Given task:
Pick out every line of the material that contains the string "NUMBER" and copy each one out. Match case exactly.

Source data:
begin

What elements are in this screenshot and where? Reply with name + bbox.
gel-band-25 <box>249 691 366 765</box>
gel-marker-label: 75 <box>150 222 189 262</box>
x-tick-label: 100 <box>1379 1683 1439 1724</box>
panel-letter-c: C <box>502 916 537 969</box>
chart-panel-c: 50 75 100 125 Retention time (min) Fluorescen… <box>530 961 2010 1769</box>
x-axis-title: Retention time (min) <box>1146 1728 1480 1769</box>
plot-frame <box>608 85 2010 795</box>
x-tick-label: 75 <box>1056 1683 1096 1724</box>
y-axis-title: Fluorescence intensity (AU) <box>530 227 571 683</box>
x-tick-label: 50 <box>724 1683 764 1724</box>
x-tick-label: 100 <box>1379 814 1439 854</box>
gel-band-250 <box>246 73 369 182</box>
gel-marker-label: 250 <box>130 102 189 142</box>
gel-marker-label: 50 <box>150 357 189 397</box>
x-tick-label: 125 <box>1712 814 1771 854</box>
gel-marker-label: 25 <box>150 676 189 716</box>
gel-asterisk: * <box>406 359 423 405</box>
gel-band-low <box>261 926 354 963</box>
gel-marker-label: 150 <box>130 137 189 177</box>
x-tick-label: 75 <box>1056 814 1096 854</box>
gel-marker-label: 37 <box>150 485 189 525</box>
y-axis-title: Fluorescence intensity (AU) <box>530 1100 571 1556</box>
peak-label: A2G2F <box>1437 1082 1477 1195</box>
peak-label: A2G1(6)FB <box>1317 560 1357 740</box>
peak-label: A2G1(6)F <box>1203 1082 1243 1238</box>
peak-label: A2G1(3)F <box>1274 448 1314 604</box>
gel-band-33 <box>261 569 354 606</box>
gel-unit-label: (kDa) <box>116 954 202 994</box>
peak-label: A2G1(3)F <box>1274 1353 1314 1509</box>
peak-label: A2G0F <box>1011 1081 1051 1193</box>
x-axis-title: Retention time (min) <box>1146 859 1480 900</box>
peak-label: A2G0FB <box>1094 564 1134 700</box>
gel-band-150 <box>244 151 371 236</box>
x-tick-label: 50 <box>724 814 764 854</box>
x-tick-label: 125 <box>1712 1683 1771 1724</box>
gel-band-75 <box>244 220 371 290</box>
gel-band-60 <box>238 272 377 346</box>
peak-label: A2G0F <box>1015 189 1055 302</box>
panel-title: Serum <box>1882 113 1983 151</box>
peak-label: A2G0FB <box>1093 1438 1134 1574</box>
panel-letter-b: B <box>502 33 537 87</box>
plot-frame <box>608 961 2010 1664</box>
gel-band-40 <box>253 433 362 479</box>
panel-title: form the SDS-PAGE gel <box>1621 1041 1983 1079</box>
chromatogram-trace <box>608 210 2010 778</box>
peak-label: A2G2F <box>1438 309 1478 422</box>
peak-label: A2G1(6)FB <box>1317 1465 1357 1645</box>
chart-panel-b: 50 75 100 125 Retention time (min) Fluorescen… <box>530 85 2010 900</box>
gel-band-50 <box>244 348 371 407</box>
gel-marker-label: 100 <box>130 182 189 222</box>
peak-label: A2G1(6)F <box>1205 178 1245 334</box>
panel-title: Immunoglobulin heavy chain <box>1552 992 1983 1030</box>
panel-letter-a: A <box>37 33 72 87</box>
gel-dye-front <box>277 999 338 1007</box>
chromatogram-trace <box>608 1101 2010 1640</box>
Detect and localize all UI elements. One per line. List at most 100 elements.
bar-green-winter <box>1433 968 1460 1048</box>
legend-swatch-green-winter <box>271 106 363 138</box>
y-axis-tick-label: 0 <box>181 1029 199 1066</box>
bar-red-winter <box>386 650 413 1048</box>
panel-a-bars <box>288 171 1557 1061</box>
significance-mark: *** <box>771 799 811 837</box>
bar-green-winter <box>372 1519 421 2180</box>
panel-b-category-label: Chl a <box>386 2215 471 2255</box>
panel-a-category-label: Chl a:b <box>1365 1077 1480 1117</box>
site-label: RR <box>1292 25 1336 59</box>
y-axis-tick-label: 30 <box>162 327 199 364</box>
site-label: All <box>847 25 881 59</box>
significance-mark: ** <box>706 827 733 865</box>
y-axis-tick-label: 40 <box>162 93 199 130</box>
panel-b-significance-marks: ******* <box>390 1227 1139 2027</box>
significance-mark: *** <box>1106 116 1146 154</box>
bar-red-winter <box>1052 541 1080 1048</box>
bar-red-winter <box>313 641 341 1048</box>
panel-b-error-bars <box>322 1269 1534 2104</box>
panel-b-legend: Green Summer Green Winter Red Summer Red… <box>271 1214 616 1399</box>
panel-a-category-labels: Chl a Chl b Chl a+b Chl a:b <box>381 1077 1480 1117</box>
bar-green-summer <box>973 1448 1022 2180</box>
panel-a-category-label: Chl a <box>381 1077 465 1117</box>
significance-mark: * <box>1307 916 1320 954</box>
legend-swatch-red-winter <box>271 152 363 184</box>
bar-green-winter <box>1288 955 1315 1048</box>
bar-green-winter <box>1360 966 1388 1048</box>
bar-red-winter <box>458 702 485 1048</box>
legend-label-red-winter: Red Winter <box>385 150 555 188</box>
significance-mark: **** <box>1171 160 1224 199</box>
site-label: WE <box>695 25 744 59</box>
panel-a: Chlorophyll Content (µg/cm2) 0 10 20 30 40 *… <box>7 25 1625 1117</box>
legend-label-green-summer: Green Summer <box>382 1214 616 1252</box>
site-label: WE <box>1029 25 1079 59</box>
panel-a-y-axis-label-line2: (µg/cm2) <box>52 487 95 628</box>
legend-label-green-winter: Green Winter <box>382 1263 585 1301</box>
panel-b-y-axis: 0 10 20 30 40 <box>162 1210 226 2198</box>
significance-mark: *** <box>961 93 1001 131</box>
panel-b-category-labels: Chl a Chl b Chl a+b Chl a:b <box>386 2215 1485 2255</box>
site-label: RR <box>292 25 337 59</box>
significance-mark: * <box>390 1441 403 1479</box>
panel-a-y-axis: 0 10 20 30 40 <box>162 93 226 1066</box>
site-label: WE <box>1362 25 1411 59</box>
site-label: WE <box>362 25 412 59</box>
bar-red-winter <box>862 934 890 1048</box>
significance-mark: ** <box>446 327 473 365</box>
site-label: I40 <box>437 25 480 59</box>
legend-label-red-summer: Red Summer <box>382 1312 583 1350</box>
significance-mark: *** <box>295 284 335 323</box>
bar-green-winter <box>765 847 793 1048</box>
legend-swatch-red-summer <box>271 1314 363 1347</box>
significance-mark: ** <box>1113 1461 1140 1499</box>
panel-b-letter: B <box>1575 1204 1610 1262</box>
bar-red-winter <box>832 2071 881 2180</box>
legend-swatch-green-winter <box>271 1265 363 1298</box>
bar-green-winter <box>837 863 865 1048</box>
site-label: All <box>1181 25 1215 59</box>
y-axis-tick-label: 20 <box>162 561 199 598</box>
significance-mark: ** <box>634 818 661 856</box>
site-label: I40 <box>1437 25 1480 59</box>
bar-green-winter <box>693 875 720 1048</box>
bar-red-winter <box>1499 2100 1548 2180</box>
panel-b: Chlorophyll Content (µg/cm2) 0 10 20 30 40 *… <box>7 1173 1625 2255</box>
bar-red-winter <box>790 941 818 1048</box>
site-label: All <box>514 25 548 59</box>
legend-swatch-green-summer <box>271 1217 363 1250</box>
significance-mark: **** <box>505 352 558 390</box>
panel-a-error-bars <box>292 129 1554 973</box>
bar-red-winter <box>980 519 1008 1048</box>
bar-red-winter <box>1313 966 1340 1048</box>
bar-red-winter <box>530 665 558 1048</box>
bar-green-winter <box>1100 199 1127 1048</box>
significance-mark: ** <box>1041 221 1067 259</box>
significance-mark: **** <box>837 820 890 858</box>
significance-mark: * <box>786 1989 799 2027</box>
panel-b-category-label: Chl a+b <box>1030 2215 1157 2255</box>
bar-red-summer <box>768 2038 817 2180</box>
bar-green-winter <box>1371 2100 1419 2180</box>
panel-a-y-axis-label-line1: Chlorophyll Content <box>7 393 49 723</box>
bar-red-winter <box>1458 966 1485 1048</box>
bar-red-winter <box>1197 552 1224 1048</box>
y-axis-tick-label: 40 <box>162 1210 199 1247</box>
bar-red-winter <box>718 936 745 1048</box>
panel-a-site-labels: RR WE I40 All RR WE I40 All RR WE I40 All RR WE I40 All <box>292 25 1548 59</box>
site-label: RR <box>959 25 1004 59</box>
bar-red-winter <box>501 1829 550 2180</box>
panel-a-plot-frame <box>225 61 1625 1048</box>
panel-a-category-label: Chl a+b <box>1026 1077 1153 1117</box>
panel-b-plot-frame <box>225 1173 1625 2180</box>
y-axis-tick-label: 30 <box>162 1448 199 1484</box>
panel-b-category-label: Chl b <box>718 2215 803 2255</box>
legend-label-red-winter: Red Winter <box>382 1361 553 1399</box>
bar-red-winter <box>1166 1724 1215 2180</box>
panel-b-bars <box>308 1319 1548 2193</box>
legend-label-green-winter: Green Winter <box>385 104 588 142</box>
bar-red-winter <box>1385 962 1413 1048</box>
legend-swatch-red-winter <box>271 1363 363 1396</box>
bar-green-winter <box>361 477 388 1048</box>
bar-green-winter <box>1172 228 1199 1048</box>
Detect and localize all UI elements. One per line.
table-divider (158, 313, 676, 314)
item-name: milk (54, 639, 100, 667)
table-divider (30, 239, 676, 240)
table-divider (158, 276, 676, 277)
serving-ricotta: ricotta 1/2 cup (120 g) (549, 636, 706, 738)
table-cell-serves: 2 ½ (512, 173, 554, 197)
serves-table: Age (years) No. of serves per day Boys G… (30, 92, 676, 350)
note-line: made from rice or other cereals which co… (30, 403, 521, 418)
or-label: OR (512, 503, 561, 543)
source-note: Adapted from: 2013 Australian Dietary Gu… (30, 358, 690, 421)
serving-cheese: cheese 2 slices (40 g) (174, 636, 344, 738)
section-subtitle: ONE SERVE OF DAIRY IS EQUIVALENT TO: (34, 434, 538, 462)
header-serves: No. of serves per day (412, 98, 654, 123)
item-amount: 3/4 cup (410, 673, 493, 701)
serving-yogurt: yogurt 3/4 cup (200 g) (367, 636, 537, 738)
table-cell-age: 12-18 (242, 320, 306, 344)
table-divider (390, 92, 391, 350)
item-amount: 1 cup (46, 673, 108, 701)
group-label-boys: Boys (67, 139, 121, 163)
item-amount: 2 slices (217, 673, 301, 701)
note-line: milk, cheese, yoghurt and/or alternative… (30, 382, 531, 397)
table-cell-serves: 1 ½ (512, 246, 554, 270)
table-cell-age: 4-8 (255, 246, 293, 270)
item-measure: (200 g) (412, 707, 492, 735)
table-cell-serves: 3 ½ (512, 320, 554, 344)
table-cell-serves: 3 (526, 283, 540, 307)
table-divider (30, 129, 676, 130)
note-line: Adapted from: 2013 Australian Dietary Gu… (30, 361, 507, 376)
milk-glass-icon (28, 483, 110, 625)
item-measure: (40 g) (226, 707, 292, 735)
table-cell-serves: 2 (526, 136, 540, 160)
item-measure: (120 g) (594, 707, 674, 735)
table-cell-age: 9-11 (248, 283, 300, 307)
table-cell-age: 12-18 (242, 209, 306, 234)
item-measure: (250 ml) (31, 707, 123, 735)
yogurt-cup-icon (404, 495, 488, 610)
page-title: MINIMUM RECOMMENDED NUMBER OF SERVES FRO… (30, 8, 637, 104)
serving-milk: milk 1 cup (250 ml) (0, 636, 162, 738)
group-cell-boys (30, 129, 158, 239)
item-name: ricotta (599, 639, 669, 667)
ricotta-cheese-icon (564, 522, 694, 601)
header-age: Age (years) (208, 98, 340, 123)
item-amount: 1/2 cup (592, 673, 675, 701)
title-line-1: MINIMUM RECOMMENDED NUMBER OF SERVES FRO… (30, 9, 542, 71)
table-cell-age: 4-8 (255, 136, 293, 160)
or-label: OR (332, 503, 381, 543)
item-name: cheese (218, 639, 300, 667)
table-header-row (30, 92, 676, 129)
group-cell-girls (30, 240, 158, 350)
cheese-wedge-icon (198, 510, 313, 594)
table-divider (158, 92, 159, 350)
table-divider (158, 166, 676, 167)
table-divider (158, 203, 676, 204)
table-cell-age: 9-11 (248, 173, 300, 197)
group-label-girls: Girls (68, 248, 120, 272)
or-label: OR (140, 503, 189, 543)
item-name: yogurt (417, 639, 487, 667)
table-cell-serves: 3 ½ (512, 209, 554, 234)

end

The result:
page-title: MINIMUM RECOMMENDED NUMBER OF SERVES FRO… (30, 8, 637, 104)
title-line-1: MINIMUM RECOMMENDED NUMBER OF SERVES FRO… (30, 9, 542, 71)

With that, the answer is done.